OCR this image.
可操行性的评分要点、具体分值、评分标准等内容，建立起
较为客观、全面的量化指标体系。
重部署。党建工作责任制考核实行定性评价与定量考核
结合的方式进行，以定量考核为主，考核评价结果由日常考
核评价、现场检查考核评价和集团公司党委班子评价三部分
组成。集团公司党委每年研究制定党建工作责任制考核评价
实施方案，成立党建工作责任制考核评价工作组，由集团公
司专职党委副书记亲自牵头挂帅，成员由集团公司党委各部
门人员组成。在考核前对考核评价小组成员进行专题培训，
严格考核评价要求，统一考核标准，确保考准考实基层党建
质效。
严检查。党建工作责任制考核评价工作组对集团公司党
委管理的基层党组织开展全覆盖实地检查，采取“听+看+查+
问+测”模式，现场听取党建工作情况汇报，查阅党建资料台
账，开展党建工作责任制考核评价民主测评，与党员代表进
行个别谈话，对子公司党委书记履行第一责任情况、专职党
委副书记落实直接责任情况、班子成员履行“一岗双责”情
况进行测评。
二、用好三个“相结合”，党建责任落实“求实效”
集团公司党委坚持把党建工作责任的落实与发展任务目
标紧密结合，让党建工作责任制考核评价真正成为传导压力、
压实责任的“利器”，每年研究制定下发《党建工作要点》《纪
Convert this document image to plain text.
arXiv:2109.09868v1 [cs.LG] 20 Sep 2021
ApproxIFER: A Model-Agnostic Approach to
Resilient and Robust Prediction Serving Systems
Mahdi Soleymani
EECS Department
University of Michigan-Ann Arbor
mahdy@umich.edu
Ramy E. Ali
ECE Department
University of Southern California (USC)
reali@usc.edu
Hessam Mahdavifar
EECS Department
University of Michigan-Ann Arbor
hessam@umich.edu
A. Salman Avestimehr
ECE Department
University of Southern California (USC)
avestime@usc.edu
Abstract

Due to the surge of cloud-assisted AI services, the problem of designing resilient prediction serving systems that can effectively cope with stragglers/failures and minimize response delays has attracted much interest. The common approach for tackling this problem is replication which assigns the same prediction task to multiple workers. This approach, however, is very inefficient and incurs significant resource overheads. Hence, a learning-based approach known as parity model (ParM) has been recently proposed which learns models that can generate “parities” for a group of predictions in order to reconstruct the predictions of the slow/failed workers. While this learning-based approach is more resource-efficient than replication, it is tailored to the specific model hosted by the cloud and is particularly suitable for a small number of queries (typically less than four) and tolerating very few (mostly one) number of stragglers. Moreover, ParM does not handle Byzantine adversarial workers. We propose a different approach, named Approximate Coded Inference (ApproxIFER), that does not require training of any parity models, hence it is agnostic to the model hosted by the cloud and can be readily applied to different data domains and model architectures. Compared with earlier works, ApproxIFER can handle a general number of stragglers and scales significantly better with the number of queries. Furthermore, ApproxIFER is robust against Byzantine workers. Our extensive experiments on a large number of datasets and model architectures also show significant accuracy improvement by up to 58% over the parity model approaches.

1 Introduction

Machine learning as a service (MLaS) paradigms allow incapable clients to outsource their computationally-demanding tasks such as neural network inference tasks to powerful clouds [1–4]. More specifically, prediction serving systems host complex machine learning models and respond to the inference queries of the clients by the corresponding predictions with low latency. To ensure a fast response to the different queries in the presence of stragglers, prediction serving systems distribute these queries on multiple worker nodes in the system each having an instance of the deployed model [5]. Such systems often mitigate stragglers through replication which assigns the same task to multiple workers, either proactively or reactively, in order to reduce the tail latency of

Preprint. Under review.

****

## Stated goal
Return each line that includes "image".

## Task output
OCR this image.
Convert this document image to plain text.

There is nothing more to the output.